*Objective*. Only a number is wanted: how many lines in these records contain the word "content"?

Extracted records
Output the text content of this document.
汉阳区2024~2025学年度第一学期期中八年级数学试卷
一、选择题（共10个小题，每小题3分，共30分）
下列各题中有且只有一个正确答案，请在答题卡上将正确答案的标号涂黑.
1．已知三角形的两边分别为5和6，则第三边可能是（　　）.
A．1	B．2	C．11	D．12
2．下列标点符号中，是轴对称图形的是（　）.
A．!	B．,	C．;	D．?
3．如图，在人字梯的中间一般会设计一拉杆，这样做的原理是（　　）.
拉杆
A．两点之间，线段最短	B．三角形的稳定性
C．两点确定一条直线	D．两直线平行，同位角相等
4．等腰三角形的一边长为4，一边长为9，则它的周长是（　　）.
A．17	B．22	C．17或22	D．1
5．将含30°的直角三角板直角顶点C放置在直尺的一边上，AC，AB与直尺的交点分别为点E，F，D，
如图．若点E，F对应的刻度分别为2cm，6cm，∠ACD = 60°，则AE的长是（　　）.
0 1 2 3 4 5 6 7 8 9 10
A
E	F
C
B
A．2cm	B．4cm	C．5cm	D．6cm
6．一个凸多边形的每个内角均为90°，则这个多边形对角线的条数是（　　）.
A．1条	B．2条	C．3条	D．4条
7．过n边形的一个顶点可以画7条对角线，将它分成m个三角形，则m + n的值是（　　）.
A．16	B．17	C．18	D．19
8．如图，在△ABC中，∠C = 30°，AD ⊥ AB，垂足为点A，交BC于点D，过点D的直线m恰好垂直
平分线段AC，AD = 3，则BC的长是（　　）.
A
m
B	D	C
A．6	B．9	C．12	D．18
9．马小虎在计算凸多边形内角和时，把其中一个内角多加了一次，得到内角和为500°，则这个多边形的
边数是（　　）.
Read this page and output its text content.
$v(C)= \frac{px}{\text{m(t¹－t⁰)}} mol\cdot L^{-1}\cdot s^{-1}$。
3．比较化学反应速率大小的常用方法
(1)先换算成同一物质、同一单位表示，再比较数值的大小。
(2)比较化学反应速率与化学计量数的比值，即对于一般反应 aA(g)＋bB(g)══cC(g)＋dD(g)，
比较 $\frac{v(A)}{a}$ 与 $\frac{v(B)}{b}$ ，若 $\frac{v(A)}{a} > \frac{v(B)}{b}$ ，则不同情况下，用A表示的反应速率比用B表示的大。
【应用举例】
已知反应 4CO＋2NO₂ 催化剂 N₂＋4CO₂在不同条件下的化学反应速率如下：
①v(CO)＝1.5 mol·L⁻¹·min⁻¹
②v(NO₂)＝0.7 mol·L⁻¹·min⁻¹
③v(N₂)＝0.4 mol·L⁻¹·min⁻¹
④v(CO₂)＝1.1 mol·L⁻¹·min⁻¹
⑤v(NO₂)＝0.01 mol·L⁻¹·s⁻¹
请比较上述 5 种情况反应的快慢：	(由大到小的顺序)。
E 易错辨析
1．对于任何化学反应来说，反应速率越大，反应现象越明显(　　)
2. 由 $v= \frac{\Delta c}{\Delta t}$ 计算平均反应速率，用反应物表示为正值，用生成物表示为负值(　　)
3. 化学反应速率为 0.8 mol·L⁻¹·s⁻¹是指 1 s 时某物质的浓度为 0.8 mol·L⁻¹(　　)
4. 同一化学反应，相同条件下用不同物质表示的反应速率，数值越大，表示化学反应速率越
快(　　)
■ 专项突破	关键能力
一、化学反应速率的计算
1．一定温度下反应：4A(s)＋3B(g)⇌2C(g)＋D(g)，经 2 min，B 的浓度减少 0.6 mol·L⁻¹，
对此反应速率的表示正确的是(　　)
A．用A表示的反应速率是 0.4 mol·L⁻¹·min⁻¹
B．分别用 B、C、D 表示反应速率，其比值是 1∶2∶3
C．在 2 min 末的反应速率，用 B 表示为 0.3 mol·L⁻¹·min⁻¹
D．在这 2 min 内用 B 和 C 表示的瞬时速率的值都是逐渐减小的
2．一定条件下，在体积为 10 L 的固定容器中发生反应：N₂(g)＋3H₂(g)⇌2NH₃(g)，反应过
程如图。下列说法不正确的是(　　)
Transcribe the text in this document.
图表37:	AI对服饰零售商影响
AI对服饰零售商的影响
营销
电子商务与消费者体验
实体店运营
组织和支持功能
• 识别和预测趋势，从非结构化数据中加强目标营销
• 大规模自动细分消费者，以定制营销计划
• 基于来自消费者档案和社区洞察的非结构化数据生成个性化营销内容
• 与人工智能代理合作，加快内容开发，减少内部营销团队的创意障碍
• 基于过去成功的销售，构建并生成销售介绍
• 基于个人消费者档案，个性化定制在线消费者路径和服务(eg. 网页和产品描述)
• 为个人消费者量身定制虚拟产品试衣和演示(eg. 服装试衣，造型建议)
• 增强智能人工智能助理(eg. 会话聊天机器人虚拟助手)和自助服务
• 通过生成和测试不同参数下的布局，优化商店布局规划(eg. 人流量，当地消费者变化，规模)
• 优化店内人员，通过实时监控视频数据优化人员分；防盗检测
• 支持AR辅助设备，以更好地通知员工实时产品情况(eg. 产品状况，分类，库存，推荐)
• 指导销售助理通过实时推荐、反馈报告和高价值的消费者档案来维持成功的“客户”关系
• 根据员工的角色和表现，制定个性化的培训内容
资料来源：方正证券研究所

*Finished task*. 2